Task goal: Search the records for the word "párů" and pick out every line that has it.

Input:

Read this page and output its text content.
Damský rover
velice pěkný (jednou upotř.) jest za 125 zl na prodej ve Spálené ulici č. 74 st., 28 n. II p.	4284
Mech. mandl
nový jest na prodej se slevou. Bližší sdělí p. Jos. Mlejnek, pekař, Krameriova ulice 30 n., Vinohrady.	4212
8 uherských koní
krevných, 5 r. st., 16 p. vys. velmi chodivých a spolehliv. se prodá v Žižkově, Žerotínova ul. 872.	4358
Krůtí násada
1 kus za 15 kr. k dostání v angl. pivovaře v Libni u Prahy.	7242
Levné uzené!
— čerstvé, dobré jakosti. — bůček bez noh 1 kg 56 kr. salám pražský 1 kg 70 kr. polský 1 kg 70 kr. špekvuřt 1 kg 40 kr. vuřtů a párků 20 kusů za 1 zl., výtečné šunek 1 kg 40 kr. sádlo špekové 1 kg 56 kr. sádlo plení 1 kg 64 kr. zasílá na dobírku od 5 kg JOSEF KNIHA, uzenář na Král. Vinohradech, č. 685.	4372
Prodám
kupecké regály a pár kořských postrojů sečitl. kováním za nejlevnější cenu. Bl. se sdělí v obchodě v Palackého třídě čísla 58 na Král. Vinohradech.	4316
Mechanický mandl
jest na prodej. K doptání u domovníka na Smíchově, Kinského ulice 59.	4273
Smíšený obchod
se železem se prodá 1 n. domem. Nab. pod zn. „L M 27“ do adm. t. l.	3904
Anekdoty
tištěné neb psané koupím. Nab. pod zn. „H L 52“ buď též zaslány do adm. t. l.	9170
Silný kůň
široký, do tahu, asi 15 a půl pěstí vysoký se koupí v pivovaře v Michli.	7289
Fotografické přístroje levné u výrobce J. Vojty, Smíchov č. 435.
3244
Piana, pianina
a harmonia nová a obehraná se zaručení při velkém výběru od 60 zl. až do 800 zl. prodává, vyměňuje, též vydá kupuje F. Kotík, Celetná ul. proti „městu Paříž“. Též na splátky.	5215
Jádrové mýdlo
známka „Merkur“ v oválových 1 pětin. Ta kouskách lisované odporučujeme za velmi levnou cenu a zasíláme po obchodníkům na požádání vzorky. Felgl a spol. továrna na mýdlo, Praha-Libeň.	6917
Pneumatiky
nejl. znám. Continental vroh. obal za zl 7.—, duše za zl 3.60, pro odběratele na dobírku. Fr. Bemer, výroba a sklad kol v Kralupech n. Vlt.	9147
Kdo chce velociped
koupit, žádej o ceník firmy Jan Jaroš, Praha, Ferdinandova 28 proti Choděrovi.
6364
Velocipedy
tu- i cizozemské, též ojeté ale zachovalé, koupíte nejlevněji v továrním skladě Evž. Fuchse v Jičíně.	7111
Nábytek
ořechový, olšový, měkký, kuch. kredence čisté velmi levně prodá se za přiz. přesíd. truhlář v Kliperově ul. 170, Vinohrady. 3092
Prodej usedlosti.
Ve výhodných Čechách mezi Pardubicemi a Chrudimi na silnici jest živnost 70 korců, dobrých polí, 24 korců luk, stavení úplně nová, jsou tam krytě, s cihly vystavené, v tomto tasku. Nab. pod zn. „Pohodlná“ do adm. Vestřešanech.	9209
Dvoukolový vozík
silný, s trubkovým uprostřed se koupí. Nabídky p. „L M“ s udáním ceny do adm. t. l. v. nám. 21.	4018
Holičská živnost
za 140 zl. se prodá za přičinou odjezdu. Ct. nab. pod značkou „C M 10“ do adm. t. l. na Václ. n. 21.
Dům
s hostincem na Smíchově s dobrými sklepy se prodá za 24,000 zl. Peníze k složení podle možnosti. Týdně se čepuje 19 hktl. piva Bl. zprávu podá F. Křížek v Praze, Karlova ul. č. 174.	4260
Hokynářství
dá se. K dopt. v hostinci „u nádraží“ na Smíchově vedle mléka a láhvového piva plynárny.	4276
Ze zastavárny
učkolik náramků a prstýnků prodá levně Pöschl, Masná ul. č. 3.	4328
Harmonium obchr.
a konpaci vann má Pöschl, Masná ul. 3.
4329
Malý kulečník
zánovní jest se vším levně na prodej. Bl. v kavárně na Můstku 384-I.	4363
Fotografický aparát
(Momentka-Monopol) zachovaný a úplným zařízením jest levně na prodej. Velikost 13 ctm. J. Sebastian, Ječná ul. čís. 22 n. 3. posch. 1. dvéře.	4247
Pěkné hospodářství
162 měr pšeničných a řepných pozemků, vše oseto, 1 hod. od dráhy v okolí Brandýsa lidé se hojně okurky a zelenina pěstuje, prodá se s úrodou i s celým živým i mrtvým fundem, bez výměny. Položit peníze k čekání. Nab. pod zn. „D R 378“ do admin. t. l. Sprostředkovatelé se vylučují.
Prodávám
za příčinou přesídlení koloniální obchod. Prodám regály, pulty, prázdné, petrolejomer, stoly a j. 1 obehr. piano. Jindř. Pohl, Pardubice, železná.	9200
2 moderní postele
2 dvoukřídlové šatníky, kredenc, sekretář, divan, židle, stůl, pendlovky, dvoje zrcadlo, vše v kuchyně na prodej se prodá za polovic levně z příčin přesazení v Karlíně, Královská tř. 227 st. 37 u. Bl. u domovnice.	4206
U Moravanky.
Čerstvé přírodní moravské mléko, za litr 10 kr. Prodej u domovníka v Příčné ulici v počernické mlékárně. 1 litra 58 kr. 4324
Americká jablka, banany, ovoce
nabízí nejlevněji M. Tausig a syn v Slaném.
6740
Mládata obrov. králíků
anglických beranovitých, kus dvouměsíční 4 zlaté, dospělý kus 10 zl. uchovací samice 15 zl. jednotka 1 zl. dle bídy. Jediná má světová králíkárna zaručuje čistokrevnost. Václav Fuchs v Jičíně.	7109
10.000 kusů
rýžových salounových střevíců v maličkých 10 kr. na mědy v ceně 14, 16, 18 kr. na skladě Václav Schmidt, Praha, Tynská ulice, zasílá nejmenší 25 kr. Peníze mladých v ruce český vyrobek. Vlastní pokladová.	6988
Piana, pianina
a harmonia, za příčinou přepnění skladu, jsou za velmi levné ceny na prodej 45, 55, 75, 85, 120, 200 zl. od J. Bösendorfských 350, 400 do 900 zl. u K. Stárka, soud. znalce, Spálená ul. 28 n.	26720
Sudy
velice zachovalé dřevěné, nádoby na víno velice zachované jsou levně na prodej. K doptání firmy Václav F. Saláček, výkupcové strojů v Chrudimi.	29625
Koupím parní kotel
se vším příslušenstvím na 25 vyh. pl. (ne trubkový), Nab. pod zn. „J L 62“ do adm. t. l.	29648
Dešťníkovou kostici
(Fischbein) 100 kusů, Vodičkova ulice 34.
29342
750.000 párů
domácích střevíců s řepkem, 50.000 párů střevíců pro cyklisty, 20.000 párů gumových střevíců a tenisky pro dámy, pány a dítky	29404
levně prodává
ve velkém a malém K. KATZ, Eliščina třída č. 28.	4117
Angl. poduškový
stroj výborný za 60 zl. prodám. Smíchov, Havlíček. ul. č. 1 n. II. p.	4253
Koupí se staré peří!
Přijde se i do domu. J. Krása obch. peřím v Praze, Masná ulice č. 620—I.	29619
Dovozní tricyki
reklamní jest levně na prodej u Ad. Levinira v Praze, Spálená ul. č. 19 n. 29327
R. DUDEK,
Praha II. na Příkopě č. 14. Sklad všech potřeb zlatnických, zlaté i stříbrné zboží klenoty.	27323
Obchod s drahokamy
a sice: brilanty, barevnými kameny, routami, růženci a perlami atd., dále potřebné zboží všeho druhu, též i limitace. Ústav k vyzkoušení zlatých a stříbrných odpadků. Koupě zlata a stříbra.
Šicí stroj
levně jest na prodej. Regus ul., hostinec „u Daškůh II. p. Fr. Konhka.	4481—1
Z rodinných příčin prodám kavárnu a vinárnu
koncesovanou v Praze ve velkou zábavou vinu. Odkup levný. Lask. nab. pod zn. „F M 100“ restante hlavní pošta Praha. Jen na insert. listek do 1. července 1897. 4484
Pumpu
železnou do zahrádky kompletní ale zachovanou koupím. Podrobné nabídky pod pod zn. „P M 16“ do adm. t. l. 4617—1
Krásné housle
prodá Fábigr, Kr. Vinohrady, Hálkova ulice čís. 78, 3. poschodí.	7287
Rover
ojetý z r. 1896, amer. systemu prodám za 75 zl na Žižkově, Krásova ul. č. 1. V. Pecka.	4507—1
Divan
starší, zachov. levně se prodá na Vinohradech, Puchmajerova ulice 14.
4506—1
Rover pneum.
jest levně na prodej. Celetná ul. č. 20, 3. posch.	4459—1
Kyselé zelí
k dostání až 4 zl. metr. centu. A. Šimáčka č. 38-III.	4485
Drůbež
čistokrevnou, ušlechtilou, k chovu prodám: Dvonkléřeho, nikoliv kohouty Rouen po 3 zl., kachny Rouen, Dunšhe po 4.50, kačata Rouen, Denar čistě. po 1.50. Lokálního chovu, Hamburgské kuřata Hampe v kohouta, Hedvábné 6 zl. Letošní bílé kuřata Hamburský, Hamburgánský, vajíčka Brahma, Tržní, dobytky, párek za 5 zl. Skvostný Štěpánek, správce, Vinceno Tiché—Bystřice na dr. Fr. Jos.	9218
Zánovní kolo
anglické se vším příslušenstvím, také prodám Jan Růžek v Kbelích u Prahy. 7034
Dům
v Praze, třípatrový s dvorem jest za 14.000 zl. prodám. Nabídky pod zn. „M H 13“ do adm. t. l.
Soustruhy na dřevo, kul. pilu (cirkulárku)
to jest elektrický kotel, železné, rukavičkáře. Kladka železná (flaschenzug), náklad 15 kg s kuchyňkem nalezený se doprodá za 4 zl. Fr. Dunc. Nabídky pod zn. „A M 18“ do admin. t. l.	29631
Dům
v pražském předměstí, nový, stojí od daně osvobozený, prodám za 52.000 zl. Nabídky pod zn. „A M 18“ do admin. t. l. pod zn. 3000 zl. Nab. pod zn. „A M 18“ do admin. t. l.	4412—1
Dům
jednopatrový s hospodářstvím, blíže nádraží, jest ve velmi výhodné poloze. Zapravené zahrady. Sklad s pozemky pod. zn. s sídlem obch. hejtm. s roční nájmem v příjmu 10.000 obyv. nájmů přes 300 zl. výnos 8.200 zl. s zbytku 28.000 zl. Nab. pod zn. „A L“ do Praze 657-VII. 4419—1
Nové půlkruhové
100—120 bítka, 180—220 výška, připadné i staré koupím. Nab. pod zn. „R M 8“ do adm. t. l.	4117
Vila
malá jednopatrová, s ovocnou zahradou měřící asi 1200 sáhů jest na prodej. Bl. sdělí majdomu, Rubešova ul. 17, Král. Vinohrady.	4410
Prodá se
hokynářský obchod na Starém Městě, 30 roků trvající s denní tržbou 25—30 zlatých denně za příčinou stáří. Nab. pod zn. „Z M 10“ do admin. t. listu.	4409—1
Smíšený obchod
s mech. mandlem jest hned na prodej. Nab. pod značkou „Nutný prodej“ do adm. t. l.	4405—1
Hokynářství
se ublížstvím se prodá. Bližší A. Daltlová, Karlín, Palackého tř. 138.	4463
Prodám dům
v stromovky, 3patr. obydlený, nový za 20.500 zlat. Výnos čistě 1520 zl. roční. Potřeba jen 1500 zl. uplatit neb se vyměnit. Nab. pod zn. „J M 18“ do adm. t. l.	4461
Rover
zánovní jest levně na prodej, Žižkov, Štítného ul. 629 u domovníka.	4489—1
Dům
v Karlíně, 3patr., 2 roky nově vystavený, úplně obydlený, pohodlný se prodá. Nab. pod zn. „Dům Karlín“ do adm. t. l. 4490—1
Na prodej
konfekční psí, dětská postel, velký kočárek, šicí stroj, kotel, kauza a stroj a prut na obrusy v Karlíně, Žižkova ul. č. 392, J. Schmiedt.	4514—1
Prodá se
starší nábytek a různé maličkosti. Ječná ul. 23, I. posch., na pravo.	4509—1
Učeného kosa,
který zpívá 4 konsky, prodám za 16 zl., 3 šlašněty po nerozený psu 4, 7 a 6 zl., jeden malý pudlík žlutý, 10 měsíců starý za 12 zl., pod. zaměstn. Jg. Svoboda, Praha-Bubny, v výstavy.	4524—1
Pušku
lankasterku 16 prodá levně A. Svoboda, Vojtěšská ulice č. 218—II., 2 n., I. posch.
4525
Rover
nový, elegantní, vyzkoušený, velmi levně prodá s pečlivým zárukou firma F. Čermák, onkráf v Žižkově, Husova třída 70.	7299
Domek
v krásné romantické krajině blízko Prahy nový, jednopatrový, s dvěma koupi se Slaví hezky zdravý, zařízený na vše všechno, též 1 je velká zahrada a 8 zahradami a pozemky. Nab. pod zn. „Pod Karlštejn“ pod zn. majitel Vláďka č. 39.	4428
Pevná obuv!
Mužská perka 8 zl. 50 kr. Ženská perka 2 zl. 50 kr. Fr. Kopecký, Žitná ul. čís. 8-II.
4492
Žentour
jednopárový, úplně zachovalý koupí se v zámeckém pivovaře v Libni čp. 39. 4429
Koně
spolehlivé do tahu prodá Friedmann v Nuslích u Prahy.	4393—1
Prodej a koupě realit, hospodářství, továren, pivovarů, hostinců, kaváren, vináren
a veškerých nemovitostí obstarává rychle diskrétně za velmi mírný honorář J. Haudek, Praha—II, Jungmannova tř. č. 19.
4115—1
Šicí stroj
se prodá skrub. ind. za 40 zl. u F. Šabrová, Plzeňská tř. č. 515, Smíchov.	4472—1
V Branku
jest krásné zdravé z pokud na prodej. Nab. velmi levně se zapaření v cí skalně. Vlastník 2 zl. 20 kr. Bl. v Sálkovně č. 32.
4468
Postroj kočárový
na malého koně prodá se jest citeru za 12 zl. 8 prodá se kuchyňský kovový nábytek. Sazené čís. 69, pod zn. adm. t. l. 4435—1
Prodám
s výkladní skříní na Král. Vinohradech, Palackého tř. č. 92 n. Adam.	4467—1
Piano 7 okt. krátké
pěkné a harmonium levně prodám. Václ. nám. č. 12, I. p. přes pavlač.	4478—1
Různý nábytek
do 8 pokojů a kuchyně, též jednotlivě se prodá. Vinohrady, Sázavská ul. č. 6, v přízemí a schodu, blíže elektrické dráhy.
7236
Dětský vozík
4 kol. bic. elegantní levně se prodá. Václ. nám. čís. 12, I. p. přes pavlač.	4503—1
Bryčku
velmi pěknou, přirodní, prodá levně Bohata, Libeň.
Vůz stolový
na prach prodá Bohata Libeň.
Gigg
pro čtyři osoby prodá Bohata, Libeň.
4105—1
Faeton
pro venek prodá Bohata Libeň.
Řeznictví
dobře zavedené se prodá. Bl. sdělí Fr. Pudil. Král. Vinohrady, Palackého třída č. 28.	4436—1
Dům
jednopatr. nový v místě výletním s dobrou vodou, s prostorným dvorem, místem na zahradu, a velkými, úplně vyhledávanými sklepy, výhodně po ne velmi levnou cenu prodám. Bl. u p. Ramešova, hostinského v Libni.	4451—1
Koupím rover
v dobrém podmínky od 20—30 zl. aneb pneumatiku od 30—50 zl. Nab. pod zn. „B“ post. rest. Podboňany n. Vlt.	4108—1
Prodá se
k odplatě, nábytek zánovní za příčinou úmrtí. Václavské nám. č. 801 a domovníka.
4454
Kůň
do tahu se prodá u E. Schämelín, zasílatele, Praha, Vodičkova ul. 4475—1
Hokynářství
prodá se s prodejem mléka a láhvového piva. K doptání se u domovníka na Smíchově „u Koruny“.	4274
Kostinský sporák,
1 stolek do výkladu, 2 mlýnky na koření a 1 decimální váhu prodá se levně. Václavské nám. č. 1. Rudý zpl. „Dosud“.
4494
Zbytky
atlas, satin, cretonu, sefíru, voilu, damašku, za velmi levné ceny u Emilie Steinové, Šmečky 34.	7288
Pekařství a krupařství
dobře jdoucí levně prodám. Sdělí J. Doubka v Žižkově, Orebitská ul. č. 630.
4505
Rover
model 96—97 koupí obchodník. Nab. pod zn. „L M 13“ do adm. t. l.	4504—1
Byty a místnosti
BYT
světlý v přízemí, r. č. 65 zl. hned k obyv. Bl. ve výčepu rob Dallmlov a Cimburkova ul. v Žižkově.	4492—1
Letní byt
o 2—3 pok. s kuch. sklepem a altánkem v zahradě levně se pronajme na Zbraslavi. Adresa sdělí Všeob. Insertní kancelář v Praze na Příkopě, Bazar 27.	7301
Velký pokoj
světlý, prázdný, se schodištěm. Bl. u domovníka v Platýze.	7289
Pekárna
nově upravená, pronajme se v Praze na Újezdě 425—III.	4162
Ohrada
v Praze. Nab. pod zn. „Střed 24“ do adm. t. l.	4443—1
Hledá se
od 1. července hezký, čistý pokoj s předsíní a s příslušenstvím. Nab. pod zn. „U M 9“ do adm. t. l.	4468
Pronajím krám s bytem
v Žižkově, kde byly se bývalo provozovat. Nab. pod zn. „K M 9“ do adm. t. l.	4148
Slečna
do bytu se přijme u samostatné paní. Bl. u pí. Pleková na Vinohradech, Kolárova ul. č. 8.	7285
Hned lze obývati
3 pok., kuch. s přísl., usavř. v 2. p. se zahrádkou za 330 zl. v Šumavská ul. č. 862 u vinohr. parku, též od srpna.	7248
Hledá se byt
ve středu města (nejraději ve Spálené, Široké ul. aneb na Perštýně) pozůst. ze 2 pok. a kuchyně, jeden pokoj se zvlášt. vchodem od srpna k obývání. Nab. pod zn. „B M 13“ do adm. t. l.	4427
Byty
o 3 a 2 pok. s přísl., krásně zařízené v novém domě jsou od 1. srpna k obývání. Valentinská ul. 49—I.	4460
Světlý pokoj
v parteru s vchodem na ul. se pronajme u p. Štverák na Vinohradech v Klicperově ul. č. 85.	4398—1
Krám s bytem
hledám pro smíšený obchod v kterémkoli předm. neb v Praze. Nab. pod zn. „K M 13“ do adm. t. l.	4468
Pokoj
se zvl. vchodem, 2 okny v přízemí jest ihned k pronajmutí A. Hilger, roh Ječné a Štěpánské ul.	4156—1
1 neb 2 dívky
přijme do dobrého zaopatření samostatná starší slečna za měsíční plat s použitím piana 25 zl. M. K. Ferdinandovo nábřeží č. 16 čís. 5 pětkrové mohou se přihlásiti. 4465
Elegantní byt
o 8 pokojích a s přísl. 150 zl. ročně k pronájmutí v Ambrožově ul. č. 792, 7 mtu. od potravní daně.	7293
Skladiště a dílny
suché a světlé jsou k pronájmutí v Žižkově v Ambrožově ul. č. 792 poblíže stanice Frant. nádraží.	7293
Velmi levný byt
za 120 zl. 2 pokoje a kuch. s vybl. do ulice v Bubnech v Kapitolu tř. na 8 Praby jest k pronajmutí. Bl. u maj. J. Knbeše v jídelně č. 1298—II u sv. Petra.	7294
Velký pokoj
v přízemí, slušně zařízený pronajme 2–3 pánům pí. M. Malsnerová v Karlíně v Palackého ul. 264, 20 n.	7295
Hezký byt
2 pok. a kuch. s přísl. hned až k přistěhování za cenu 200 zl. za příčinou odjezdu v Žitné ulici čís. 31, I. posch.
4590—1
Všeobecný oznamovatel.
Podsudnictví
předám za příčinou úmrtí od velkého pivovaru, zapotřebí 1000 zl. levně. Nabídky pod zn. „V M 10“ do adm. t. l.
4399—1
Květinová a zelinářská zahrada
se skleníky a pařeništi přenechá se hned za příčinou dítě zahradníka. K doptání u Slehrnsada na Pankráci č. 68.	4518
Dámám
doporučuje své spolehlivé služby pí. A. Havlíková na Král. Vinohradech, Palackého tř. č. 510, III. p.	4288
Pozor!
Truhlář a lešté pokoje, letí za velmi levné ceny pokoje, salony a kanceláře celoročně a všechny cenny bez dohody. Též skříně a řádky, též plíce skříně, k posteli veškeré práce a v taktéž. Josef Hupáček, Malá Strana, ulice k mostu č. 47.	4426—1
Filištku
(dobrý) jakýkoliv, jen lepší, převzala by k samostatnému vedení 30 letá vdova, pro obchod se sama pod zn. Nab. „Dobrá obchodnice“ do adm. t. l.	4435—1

Reply to the exercise:
750.000 párů
domácích střevíců s řepkem, 50.000 párů střevíců pro cyklisty, 20.000 párů gumových střevíců a tenisky pro dámy, pány a dítky	29404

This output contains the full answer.